WHAT NEEDS TO BE DONE :: Repeat the records verbatim and leave the pictures out of your copy.

INFORMATION GIVEN ::

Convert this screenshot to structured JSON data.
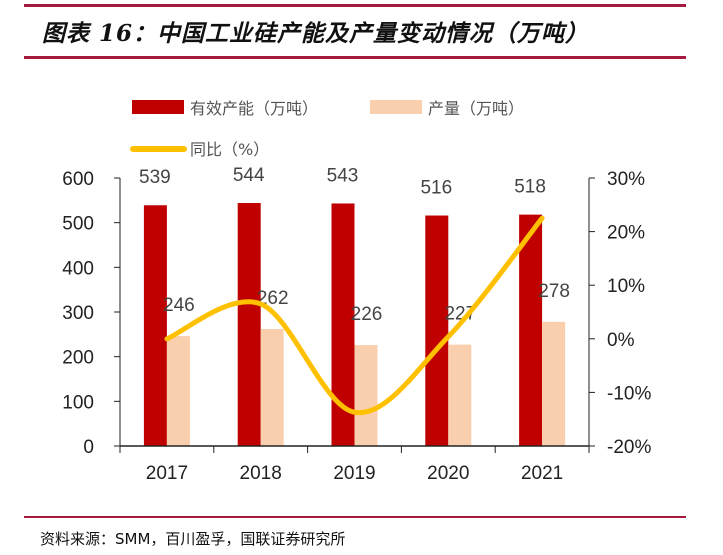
{
  "title": "图表 16：中国工业硅产能及产量变动情况（万吨）",
  "source": "资料来源：SMM，百川盈孚，国联证券研究所",
  "chart_data": {
    "type": "bar+line",
    "categories": [
      "2017",
      "2018",
      "2019",
      "2020",
      "2021"
    ],
    "series": [
      {
        "name": "有效产能（万吨）",
        "type": "bar",
        "axis": "left",
        "color": "#c00000",
        "values": [
          539,
          544,
          543,
          516,
          518
        ]
      },
      {
        "name": "产量（万吨）",
        "type": "bar",
        "axis": "left",
        "color": "#f9cfad",
        "values": [
          246,
          262,
          226,
          227,
          278
        ]
      },
      {
        "name": "同比（%）",
        "type": "line",
        "axis": "right",
        "color": "#ffc000",
        "values": [
          0,
          6.5,
          -13.7,
          0.4,
          22.5
        ]
      }
    ],
    "left_axis": {
      "ylim": [
        0,
        600
      ],
      "ticks": [
        "0",
        "100",
        "200",
        "300",
        "400",
        "500",
        "600"
      ]
    },
    "right_axis": {
      "ylim": [
        -20,
        30
      ],
      "ticks": [
        "-20%",
        "-10%",
        "0%",
        "10%",
        "20%",
        "30%"
      ]
    },
    "legend_position": "top",
    "grid": false
  }
}
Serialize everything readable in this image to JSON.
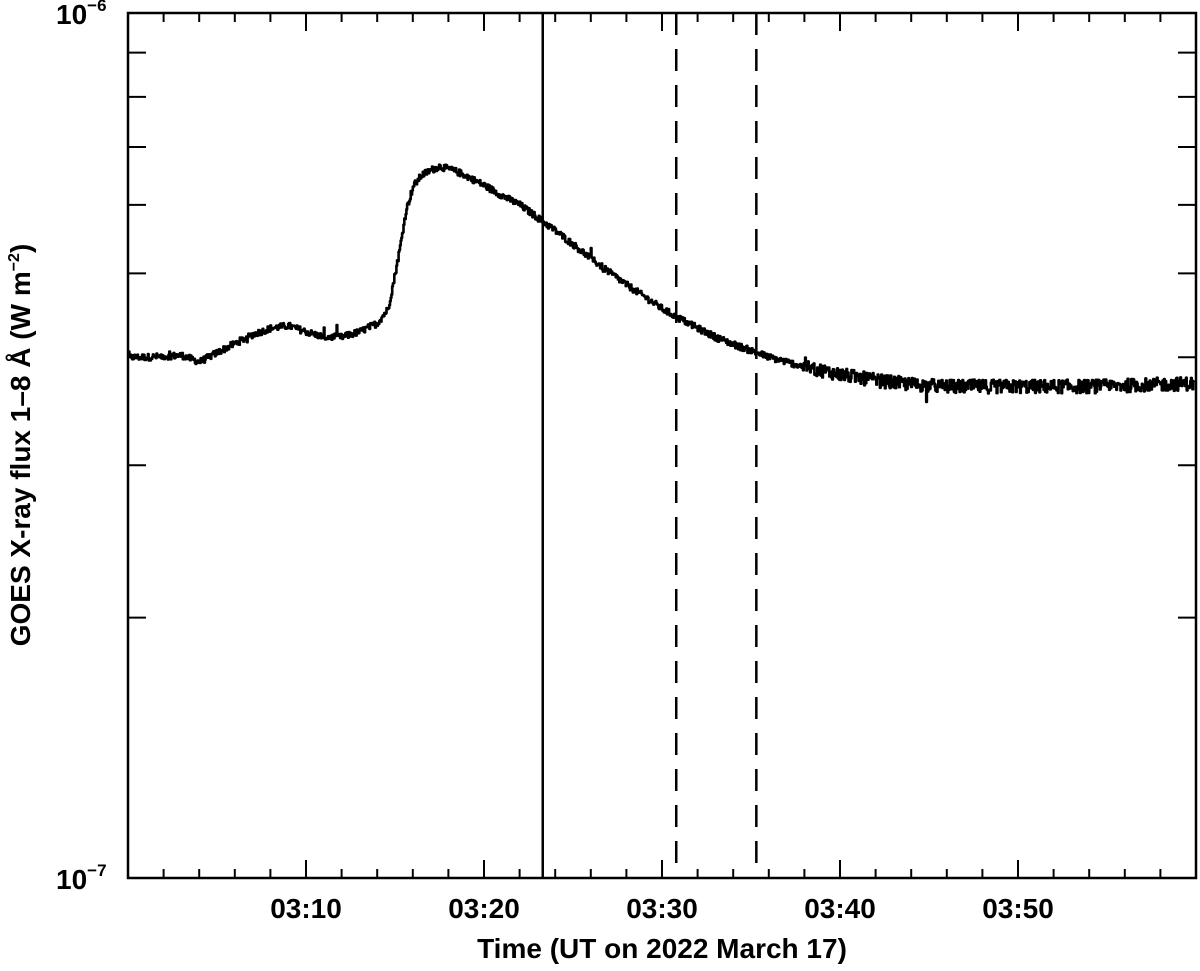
{
  "chart_data": {
    "type": "line",
    "title": "",
    "xlabel": "Time (UT on 2022 March 17)",
    "ylabel": "GOES X-ray flux 1–8 Å (W m",
    "ylabel_unit_exponent": "−2",
    "ylabel_close": ")",
    "y_scale": "log",
    "ylim": [
      1e-07,
      1e-06
    ],
    "xlim": [
      "03:00",
      "03:60"
    ],
    "x_ticks": [
      {
        "label": "03:10",
        "minute": 10
      },
      {
        "label": "03:20",
        "minute": 20
      },
      {
        "label": "03:30",
        "minute": 30
      },
      {
        "label": "03:40",
        "minute": 40
      },
      {
        "label": "03:50",
        "minute": 50
      }
    ],
    "y_ticks": [
      {
        "base": "10",
        "exp": "−6",
        "value": 1e-06
      },
      {
        "base": "10",
        "exp": "−7",
        "value": 1e-07
      }
    ],
    "series": [
      {
        "x_minutes": [
          0,
          1,
          2,
          3,
          4,
          5,
          6,
          7,
          8,
          9,
          10,
          11,
          12,
          13,
          14,
          14.6,
          15,
          15.3,
          15.6,
          16,
          16.5,
          17,
          17.5,
          18,
          18.5,
          19,
          20,
          21,
          22,
          23,
          24,
          25,
          26,
          27,
          28,
          29,
          30,
          31,
          32,
          33,
          34,
          35,
          36,
          37,
          38,
          40,
          42,
          44,
          46,
          48,
          50,
          52,
          54,
          56,
          58,
          59.9
        ],
        "flux": [
          4e-07,
          4e-07,
          4.01e-07,
          4.02e-07,
          3.95e-07,
          4.05e-07,
          4.15e-07,
          4.25e-07,
          4.32e-07,
          4.35e-07,
          4.28e-07,
          4.22e-07,
          4.22e-07,
          4.28e-07,
          4.38e-07,
          4.55e-07,
          5e-07,
          5.4e-07,
          5.9e-07,
          6.3e-07,
          6.5e-07,
          6.58e-07,
          6.65e-07,
          6.6e-07,
          6.55e-07,
          6.48e-07,
          6.32e-07,
          6.15e-07,
          6e-07,
          5.8e-07,
          5.6e-07,
          5.4e-07,
          5.2e-07,
          5.02e-07,
          4.85e-07,
          4.7e-07,
          4.55e-07,
          4.43e-07,
          4.32e-07,
          4.22e-07,
          4.14e-07,
          4.07e-07,
          4e-07,
          3.95e-07,
          3.9e-07,
          3.82e-07,
          3.76e-07,
          3.72e-07,
          3.7e-07,
          3.7e-07,
          3.7e-07,
          3.7e-07,
          3.7e-07,
          3.71e-07,
          3.72e-07,
          3.73e-07
        ]
      }
    ],
    "vertical_lines": [
      {
        "minute": 23.3,
        "style": "solid"
      },
      {
        "minute": 30.8,
        "style": "dashed"
      },
      {
        "minute": 35.3,
        "style": "dashed"
      }
    ],
    "line_color": "#000000",
    "grid": false,
    "legend": "none"
  }
}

ANSWER TO THE TASK ::
Convert this screenshot to structured JSON data.
{
  "title": "图表 16：中国工业硅产能及产量变动情况（万吨）",
  "source": "资料来源：SMM，百川盈孚，国联证券研究所",
  "chart_data": {
    "type": "bar+line",
    "categories": [
      "2017",
      "2018",
      "2019",
      "2020",
      "2021"
    ],
    "series": [
      {
        "name": "有效产能（万吨）",
        "type": "bar",
        "axis": "left",
        "color": "#c00000",
        "values": [
          539,
          544,
          543,
          516,
          518
        ]
      },
      {
        "name": "产量（万吨）",
        "type": "bar",
        "axis": "left",
        "color": "#f9cfad",
        "values": [
          246,
          262,
          226,
          227,
          278
        ]
      },
      {
        "name": "同比（%）",
        "type": "line",
        "axis": "right",
        "color": "#ffc000",
        "values": [
          0,
          6.5,
          -13.7,
          0.4,
          22.5
        ]
      }
    ],
    "left_axis": {
      "ylim": [
        0,
        600
      ],
      "ticks": [
        "0",
        "100",
        "200",
        "300",
        "400",
        "500",
        "600"
      ]
    },
    "right_axis": {
      "ylim": [
        -20,
        30
      ],
      "ticks": [
        "-20%",
        "-10%",
        "0%",
        "10%",
        "20%",
        "30%"
      ]
    },
    "legend_position": "top",
    "grid": false
  }
}
Serialize everything readable in this image to JSON.
{
  "chart_data": {
    "type": "line",
    "title": "",
    "xlabel": "Time (UT on 2022 March 17)",
    "ylabel": "GOES X-ray flux 1–8 Å (W m",
    "ylabel_unit_exponent": "−2",
    "ylabel_close": ")",
    "y_scale": "log",
    "ylim": [
      1e-07,
      1e-06
    ],
    "xlim": [
      "03:00",
      "03:60"
    ],
    "x_ticks": [
      {
        "label": "03:10",
        "minute": 10
      },
      {
        "label": "03:20",
        "minute": 20
      },
      {
        "label": "03:30",
        "minute": 30
      },
      {
        "label": "03:40",
        "minute": 40
      },
      {
        "label": "03:50",
        "minute": 50
      }
    ],
    "y_ticks": [
      {
        "base": "10",
        "exp": "−6",
        "value": 1e-06
      },
      {
        "base": "10",
        "exp": "−7",
        "value": 1e-07
      }
    ],
    "series": [
      {
        "x_minutes": [
          0,
          1,
          2,
          3,
          4,
          5,
          6,
          7,
          8,
          9,
          10,
          11,
          12,
          13,
          14,
          14.6,
          15,
          15.3,
          15.6,
          16,
          16.5,
          17,
          17.5,
          18,
          18.5,
          19,
          20,
          21,
          22,
          23,
          24,
          25,
          26,
          27,
          28,
          29,
          30,
          31,
          32,
          33,
          34,
          35,
          36,
          37,
          38,
          40,
          42,
          44,
          46,
          48,
          50,
          52,
          54,
          56,
          58,
          59.9
        ],
        "flux": [
          4e-07,
          4e-07,
          4.01e-07,
          4.02e-07,
          3.95e-07,
          4.05e-07,
          4.15e-07,
          4.25e-07,
          4.32e-07,
          4.35e-07,
          4.28e-07,
          4.22e-07,
          4.22e-07,
          4.28e-07,
          4.38e-07,
          4.55e-07,
          5e-07,
          5.4e-07,
          5.9e-07,
          6.3e-07,
          6.5e-07,
          6.58e-07,
          6.65e-07,
          6.6e-07,
          6.55e-07,
          6.48e-07,
          6.32e-07,
          6.15e-07,
          6e-07,
          5.8e-07,
          5.6e-07,
          5.4e-07,
          5.2e-07,
          5.02e-07,
          4.85e-07,
          4.7e-07,
          4.55e-07,
          4.43e-07,
          4.32e-07,
          4.22e-07,
          4.14e-07,
          4.07e-07,
          4e-07,
          3.95e-07,
          3.9e-07,
          3.82e-07,
          3.76e-07,
          3.72e-07,
          3.7e-07,
          3.7e-07,
          3.7e-07,
          3.7e-07,
          3.7e-07,
          3.71e-07,
          3.72e-07,
          3.73e-07
        ]
      }
    ],
    "vertical_lines": [
      {
        "minute": 23.3,
        "style": "solid"
      },
      {
        "minute": 30.8,
        "style": "dashed"
      },
      {
        "minute": 35.3,
        "style": "dashed"
      }
    ],
    "line_color": "#000000",
    "grid": false,
    "legend": "none"
  }
}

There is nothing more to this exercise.